Output the material word for word. Leave each picture out.

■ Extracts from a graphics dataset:
#####

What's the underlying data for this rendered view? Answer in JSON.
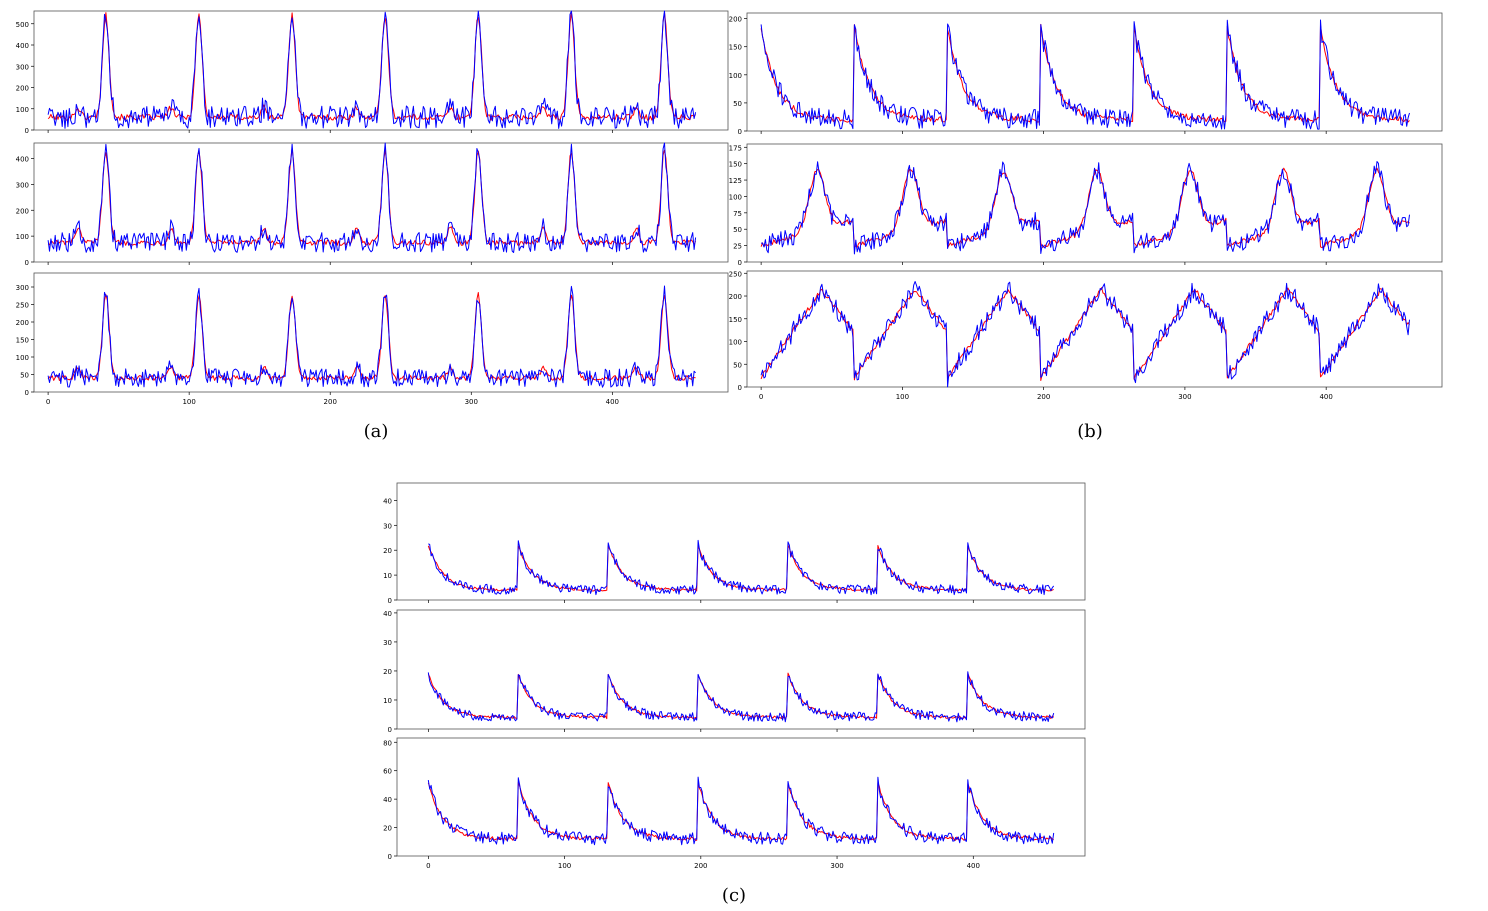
{
  "figure": {
    "captions": [
      "(a)",
      "(b)",
      "(c)"
    ],
    "colors": {
      "series_1": "#ff0000",
      "series_2": "#0000ff",
      "axes": "#000000"
    }
  },
  "chart_data": [
    {
      "group": "(a)",
      "row": 1,
      "type": "line",
      "ylim": [
        0,
        560
      ],
      "yticks": [
        0,
        100,
        200,
        300,
        400,
        500
      ],
      "xlim": [
        -10,
        482
      ],
      "xticks": [
        0,
        100,
        200,
        300,
        400
      ],
      "show_xticklabels": false,
      "period": 66,
      "peak": 540,
      "base": 60,
      "n": 460
    },
    {
      "group": "(a)",
      "row": 2,
      "type": "line",
      "ylim": [
        0,
        460
      ],
      "yticks": [
        0,
        100,
        200,
        300,
        400
      ],
      "xlim": [
        -10,
        482
      ],
      "xticks": [
        0,
        100,
        200,
        300,
        400
      ],
      "show_xticklabels": false,
      "period": 66,
      "peak": 430,
      "base": 75,
      "n": 460
    },
    {
      "group": "(a)",
      "row": 3,
      "type": "line",
      "ylim": [
        0,
        340
      ],
      "yticks": [
        0,
        50,
        100,
        150,
        200,
        250,
        300
      ],
      "xlim": [
        -10,
        482
      ],
      "xticks": [
        0,
        100,
        200,
        300,
        400
      ],
      "xticklabels": [
        "0",
        "100",
        "200",
        "300",
        "400"
      ],
      "show_xticklabels": true,
      "period": 66,
      "peak": 280,
      "base": 40,
      "n": 460
    },
    {
      "group": "(b)",
      "row": 1,
      "type": "line",
      "ylim": [
        0,
        210
      ],
      "yticks": [
        0,
        50,
        100,
        150,
        200
      ],
      "xlim": [
        -10,
        482
      ],
      "xticks": [
        0,
        100,
        200,
        300,
        400
      ],
      "show_xticklabels": false,
      "period": 66,
      "peak": 185,
      "base": 20,
      "n": 460
    },
    {
      "group": "(b)",
      "row": 2,
      "type": "line",
      "ylim": [
        0,
        180
      ],
      "yticks": [
        0,
        25,
        50,
        75,
        100,
        125,
        150,
        175
      ],
      "xlim": [
        -10,
        482
      ],
      "xticks": [
        0,
        100,
        200,
        300,
        400
      ],
      "show_xticklabels": false,
      "period": 66,
      "peak": 155,
      "base": 25,
      "n": 460
    },
    {
      "group": "(b)",
      "row": 3,
      "type": "line",
      "ylim": [
        0,
        255
      ],
      "yticks": [
        0,
        50,
        100,
        150,
        200,
        250
      ],
      "xlim": [
        -10,
        482
      ],
      "xticks": [
        0,
        100,
        200,
        300,
        400
      ],
      "xticklabels": [
        "0",
        "100",
        "200",
        "300",
        "400"
      ],
      "show_xticklabels": true,
      "period": 66,
      "peak": 215,
      "base": 20,
      "n": 460
    },
    {
      "group": "(c)",
      "row": 1,
      "type": "line",
      "ylim": [
        0,
        47
      ],
      "yticks": [
        0,
        10,
        20,
        30,
        40
      ],
      "xlim": [
        -23,
        482
      ],
      "xticks": [
        0,
        100,
        200,
        300,
        400
      ],
      "show_xticklabels": false,
      "period": 66,
      "peak": 22,
      "base": 4,
      "n": 460
    },
    {
      "group": "(c)",
      "row": 2,
      "type": "line",
      "ylim": [
        0,
        41
      ],
      "yticks": [
        0,
        10,
        20,
        30,
        40
      ],
      "xlim": [
        -23,
        482
      ],
      "xticks": [
        0,
        100,
        200,
        300,
        400
      ],
      "show_xticklabels": false,
      "period": 66,
      "peak": 19,
      "base": 4,
      "n": 460
    },
    {
      "group": "(c)",
      "row": 3,
      "type": "line",
      "ylim": [
        0,
        83
      ],
      "yticks": [
        0,
        20,
        40,
        60,
        80
      ],
      "xlim": [
        -23,
        482
      ],
      "xticks": [
        0,
        100,
        200,
        300,
        400
      ],
      "xticklabels": [
        "0",
        "100",
        "200",
        "300",
        "400"
      ],
      "show_xticklabels": true,
      "period": 66,
      "peak": 52,
      "base": 12,
      "n": 460
    }
  ]
}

#####

■ Worked answer:
What's the underlying data for this rendered view? Answer in JSON.
{
  "figure": {
    "captions": [
      "(a)",
      "(b)",
      "(c)"
    ],
    "colors": {
      "series_1": "#ff0000",
      "series_2": "#0000ff",
      "axes": "#000000"
    }
  },
  "chart_data": [
    {
      "group": "(a)",
      "row": 1,
      "type": "line",
      "ylim": [
        0,
        560
      ],
      "yticks": [
        0,
        100,
        200,
        300,
        400,
        500
      ],
      "xlim": [
        -10,
        482
      ],
      "xticks": [
        0,
        100,
        200,
        300,
        400
      ],
      "show_xticklabels": false,
      "period": 66,
      "peak": 540,
      "base": 60,
      "n": 460
    },
    {
      "group": "(a)",
      "row": 2,
      "type": "line",
      "ylim": [
        0,
        460
      ],
      "yticks": [
        0,
        100,
        200,
        300,
        400
      ],
      "xlim": [
        -10,
        482
      ],
      "xticks": [
        0,
        100,
        200,
        300,
        400
      ],
      "show_xticklabels": false,
      "period": 66,
      "peak": 430,
      "base": 75,
      "n": 460
    },
    {
      "group": "(a)",
      "row": 3,
      "type": "line",
      "ylim": [
        0,
        340
      ],
      "yticks": [
        0,
        50,
        100,
        150,
        200,
        250,
        300
      ],
      "xlim": [
        -10,
        482
      ],
      "xticks": [
        0,
        100,
        200,
        300,
        400
      ],
      "xticklabels": [
        "0",
        "100",
        "200",
        "300",
        "400"
      ],
      "show_xticklabels": true,
      "period": 66,
      "peak": 280,
      "base": 40,
      "n": 460
    },
    {
      "group": "(b)",
      "row": 1,
      "type": "line",
      "ylim": [
        0,
        210
      ],
      "yticks": [
        0,
        50,
        100,
        150,
        200
      ],
      "xlim": [
        -10,
        482
      ],
      "xticks": [
        0,
        100,
        200,
        300,
        400
      ],
      "show_xticklabels": false,
      "period": 66,
      "peak": 185,
      "base": 20,
      "n": 460
    },
    {
      "group": "(b)",
      "row": 2,
      "type": "line",
      "ylim": [
        0,
        180
      ],
      "yticks": [
        0,
        25,
        50,
        75,
        100,
        125,
        150,
        175
      ],
      "xlim": [
        -10,
        482
      ],
      "xticks": [
        0,
        100,
        200,
        300,
        400
      ],
      "show_xticklabels": false,
      "period": 66,
      "peak": 155,
      "base": 25,
      "n": 460
    },
    {
      "group": "(b)",
      "row": 3,
      "type": "line",
      "ylim": [
        0,
        255
      ],
      "yticks": [
        0,
        50,
        100,
        150,
        200,
        250
      ],
      "xlim": [
        -10,
        482
      ],
      "xticks": [
        0,
        100,
        200,
        300,
        400
      ],
      "xticklabels": [
        "0",
        "100",
        "200",
        "300",
        "400"
      ],
      "show_xticklabels": true,
      "period": 66,
      "peak": 215,
      "base": 20,
      "n": 460
    },
    {
      "group": "(c)",
      "row": 1,
      "type": "line",
      "ylim": [
        0,
        47
      ],
      "yticks": [
        0,
        10,
        20,
        30,
        40
      ],
      "xlim": [
        -23,
        482
      ],
      "xticks": [
        0,
        100,
        200,
        300,
        400
      ],
      "show_xticklabels": false,
      "period": 66,
      "peak": 22,
      "base": 4,
      "n": 460
    },
    {
      "group": "(c)",
      "row": 2,
      "type": "line",
      "ylim": [
        0,
        41
      ],
      "yticks": [
        0,
        10,
        20,
        30,
        40
      ],
      "xlim": [
        -23,
        482
      ],
      "xticks": [
        0,
        100,
        200,
        300,
        400
      ],
      "show_xticklabels": false,
      "period": 66,
      "peak": 19,
      "base": 4,
      "n": 460
    },
    {
      "group": "(c)",
      "row": 3,
      "type": "line",
      "ylim": [
        0,
        83
      ],
      "yticks": [
        0,
        20,
        40,
        60,
        80
      ],
      "xlim": [
        -23,
        482
      ],
      "xticks": [
        0,
        100,
        200,
        300,
        400
      ],
      "xticklabels": [
        "0",
        "100",
        "200",
        "300",
        "400"
      ],
      "show_xticklabels": true,
      "period": 66,
      "peak": 52,
      "base": 12,
      "n": 460
    }
  ]
}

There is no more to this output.